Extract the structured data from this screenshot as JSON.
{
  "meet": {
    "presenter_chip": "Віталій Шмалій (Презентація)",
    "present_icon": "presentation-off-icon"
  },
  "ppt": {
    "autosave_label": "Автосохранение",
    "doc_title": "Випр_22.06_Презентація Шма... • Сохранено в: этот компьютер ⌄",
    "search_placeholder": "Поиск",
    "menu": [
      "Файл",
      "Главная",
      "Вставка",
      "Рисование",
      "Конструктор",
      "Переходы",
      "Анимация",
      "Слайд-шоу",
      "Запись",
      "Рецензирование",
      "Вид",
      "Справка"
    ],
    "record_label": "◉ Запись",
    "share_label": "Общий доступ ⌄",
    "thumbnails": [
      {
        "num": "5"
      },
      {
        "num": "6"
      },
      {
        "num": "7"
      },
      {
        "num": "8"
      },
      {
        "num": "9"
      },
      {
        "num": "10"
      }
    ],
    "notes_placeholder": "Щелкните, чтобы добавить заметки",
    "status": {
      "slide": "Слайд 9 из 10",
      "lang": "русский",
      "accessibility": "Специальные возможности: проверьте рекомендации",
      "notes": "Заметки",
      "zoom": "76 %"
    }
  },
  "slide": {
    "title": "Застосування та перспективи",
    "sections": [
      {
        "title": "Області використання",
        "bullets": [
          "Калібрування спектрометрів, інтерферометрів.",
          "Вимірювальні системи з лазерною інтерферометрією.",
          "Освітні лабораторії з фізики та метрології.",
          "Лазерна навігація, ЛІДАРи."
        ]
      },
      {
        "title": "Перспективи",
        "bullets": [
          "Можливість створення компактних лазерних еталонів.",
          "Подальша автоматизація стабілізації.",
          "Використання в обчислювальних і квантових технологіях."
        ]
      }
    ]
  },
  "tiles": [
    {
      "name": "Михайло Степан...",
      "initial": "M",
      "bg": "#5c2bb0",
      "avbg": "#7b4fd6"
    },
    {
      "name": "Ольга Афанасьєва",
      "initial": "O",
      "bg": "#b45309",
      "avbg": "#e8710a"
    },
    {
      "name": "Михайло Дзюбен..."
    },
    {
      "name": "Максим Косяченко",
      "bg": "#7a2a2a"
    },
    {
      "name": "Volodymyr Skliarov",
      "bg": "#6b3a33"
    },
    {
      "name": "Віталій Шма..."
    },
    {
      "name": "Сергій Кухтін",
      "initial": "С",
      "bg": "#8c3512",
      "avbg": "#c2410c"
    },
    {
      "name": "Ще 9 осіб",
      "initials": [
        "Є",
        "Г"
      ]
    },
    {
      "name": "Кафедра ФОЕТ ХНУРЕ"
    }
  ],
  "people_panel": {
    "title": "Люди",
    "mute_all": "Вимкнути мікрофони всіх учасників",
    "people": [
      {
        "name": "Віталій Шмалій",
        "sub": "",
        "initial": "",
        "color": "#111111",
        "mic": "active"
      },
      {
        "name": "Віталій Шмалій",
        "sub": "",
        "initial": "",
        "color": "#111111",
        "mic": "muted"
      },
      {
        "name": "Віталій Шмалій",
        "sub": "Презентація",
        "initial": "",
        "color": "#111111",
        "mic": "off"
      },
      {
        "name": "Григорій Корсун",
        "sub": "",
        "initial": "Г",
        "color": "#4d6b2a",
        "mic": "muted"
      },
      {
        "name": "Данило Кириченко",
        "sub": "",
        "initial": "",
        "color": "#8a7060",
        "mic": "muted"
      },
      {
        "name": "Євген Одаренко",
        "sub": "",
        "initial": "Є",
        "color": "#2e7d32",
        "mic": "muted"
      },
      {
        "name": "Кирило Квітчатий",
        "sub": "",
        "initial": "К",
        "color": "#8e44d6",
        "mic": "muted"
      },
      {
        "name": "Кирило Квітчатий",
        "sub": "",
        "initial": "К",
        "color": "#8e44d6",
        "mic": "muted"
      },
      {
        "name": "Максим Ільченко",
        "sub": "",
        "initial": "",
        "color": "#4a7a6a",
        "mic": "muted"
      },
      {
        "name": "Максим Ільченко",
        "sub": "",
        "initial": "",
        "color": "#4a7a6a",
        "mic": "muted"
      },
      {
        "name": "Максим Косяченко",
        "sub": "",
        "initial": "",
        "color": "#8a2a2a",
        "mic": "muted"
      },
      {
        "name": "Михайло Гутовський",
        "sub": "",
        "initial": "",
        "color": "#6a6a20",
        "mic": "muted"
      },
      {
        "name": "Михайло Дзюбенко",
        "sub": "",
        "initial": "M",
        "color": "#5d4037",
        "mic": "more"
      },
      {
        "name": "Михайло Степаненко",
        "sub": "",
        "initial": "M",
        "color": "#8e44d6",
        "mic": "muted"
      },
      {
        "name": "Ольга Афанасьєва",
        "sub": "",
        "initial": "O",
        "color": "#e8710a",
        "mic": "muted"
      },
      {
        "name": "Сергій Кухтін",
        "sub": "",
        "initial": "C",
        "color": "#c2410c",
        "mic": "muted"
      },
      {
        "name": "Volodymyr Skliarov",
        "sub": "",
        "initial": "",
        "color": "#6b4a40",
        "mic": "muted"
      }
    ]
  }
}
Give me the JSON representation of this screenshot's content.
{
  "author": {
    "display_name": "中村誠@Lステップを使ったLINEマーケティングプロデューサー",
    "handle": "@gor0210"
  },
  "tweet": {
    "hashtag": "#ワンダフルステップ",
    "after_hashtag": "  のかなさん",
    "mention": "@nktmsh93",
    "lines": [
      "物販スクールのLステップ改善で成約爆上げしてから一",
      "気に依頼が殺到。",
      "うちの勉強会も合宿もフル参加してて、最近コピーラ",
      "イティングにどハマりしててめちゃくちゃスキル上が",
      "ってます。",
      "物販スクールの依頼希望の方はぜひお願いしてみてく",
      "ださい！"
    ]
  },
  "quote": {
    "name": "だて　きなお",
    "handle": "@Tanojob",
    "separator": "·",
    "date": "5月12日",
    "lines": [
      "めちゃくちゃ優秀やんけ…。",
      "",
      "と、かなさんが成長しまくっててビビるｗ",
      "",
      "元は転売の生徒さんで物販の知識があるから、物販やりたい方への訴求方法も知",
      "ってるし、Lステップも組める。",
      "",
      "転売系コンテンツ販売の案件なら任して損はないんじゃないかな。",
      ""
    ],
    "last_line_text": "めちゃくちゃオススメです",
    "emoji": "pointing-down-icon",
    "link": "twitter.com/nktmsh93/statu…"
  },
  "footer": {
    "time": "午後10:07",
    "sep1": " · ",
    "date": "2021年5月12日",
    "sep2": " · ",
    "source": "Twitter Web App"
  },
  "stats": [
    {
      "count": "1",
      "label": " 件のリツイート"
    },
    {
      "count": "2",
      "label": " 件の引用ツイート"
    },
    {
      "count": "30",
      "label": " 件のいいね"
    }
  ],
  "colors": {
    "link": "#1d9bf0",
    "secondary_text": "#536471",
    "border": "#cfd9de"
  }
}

================================

Return the material exactly as it stands.

Extract the structured data from this screenshot as JSON.
{
  "meet": {
    "presenter_chip": "Віталій Шмалій (Презентація)",
    "present_icon": "presentation-off-icon"
  },
  "ppt": {
    "autosave_label": "Автосохранение",
    "doc_title": "Випр_22.06_Презентація Шма... • Сохранено в: этот компьютер ⌄",
    "search_placeholder": "Поиск",
    "menu": [
      "Файл",
      "Главная",
      "Вставка",
      "Рисование",
      "Конструктор",
      "Переходы",
      "Анимация",
      "Слайд-шоу",
      "Запись",
      "Рецензирование",
      "Вид",
      "Справка"
    ],
    "record_label": "◉ Запись",
    "share_label": "Общий доступ ⌄",
    "thumbnails": [
      {
        "num": "5"
      },
      {
        "num": "6"
      },
      {
        "num": "7"
      },
      {
        "num": "8"
      },
      {
        "num": "9"
      },
      {
        "num": "10"
      }
    ],
    "notes_placeholder": "Щелкните, чтобы добавить заметки",
    "status": {
      "slide": "Слайд 9 из 10",
      "lang": "русский",
      "accessibility": "Специальные возможности: проверьте рекомендации",
      "notes": "Заметки",
      "zoom": "76 %"
    }
  },
  "slide": {
    "title": "Застосування та перспективи",
    "sections": [
      {
        "title": "Області використання",
        "bullets": [
          "Калібрування спектрометрів, інтерферометрів.",
          "Вимірювальні системи з лазерною інтерферометрією.",
          "Освітні лабораторії з фізики та метрології.",
          "Лазерна навігація, ЛІДАРи."
        ]
      },
      {
        "title": "Перспективи",
        "bullets": [
          "Можливість створення компактних лазерних еталонів.",
          "Подальша автоматизація стабілізації.",
          "Використання в обчислювальних і квантових технологіях."
        ]
      }
    ]
  },
  "tiles": [
    {
      "name": "Михайло Степан...",
      "initial": "M",
      "bg": "#5c2bb0",
      "avbg": "#7b4fd6"
    },
    {
      "name": "Ольга Афанасьєва",
      "initial": "O",
      "bg": "#b45309",
      "avbg": "#e8710a"
    },
    {
      "name": "Михайло Дзюбен..."
    },
    {
      "name": "Максим Косяченко",
      "bg": "#7a2a2a"
    },
    {
      "name": "Volodymyr Skliarov",
      "bg": "#6b3a33"
    },
    {
      "name": "Віталій Шма..."
    },
    {
      "name": "Сергій Кухтін",
      "initial": "С",
      "bg": "#8c3512",
      "avbg": "#c2410c"
    },
    {
      "name": "Ще 9 осіб",
      "initials": [
        "Є",
        "Г"
      ]
    },
    {
      "name": "Кафедра ФОЕТ ХНУРЕ"
    }
  ],
  "people_panel": {
    "title": "Люди",
    "mute_all": "Вимкнути мікрофони всіх учасників",
    "people": [
      {
        "name": "Віталій Шмалій",
        "sub": "",
        "initial": "",
        "color": "#111111",
        "mic": "active"
      },
      {
        "name": "Віталій Шмалій",
        "sub": "",
        "initial": "",
        "color": "#111111",
        "mic": "muted"
      },
      {
        "name": "Віталій Шмалій",
        "sub": "Презентація",
        "initial": "",
        "color": "#111111",
        "mic": "off"
      },
      {
        "name": "Григорій Корсун",
        "sub": "",
        "initial": "Г",
        "color": "#4d6b2a",
        "mic": "muted"
      },
      {
        "name": "Данило Кириченко",
        "sub": "",
        "initial": "",
        "color": "#8a7060",
        "mic": "muted"
      },
      {
        "name": "Євген Одаренко",
        "sub": "",
        "initial": "Є",
        "color": "#2e7d32",
        "mic": "muted"
      },
      {
        "name": "Кирило Квітчатий",
        "sub": "",
        "initial": "К",
        "color": "#8e44d6",
        "mic": "muted"
      },
      {
        "name": "Кирило Квітчатий",
        "sub": "",
        "initial": "К",
        "color": "#8e44d6",
        "mic": "muted"
      },
      {
        "name": "Максим Ільченко",
        "sub": "",
        "initial": "",
        "color": "#4a7a6a",
        "mic": "muted"
      },
      {
        "name": "Максим Ільченко",
        "sub": "",
        "initial": "",
        "color": "#4a7a6a",
        "mic": "muted"
      },
      {
        "name": "Максим Косяченко",
        "sub": "",
        "initial": "",
        "color": "#8a2a2a",
        "mic": "muted"
      },
      {
        "name": "Михайло Гутовський",
        "sub": "",
        "initial": "",
        "color": "#6a6a20",
        "mic": "muted"
      },
      {
        "name": "Михайло Дзюбенко",
        "sub": "",
        "initial": "M",
        "color": "#5d4037",
        "mic": "more"
      },
      {
        "name": "Михайло Степаненко",
        "sub": "",
        "initial": "M",
        "color": "#8e44d6",
        "mic": "muted"
      },
      {
        "name": "Ольга Афанасьєва",
        "sub": "",
        "initial": "O",
        "color": "#e8710a",
        "mic": "muted"
      },
      {
        "name": "Сергій Кухтін",
        "sub": "",
        "initial": "C",
        "color": "#c2410c",
        "mic": "muted"
      },
      {
        "name": "Volodymyr Skliarov",
        "sub": "",
        "initial": "",
        "color": "#6b4a40",
        "mic": "muted"
      }
    ]
  }
}
Give me the JSON representation of this screenshot's content.
{
  "author": {
    "display_name": "中村誠@Lステップを使ったLINEマーケティングプロデューサー",
    "handle": "@gor0210"
  },
  "tweet": {
    "hashtag": "#ワンダフルステップ",
    "after_hashtag": "  のかなさん",
    "mention": "@nktmsh93",
    "lines": [
      "物販スクールのLステップ改善で成約爆上げしてから一",
      "気に依頼が殺到。",
      "うちの勉強会も合宿もフル参加してて、最近コピーラ",
      "イティングにどハマりしててめちゃくちゃスキル上が",
      "ってます。",
      "物販スクールの依頼希望の方はぜひお願いしてみてく",
      "ださい！"
    ]
  },
  "quote": {
    "name": "だて　きなお",
    "handle": "@Tanojob",
    "separator": "·",
    "date": "5月12日",
    "lines": [
      "めちゃくちゃ優秀やんけ…。",
      "",
      "と、かなさんが成長しまくっててビビるｗ",
      "",
      "元は転売の生徒さんで物販の知識があるから、物販やりたい方への訴求方法も知",
      "ってるし、Lステップも組める。",
      "",
      "転売系コンテンツ販売の案件なら任して損はないんじゃないかな。",
      ""
    ],
    "last_line_text": "めちゃくちゃオススメです",
    "emoji": "pointing-down-icon",
    "link": "twitter.com/nktmsh93/statu…"
  },
  "footer": {
    "time": "午後10:07",
    "sep1": " · ",
    "date": "2021年5月12日",
    "sep2": " · ",
    "source": "Twitter Web App"
  },
  "stats": [
    {
      "count": "1",
      "label": " 件のリツイート"
    },
    {
      "count": "2",
      "label": " 件の引用ツイート"
    },
    {
      "count": "30",
      "label": " 件のいいね"
    }
  ],
  "colors": {
    "link": "#1d9bf0",
    "secondary_text": "#536471",
    "border": "#cfd9de"
  }
}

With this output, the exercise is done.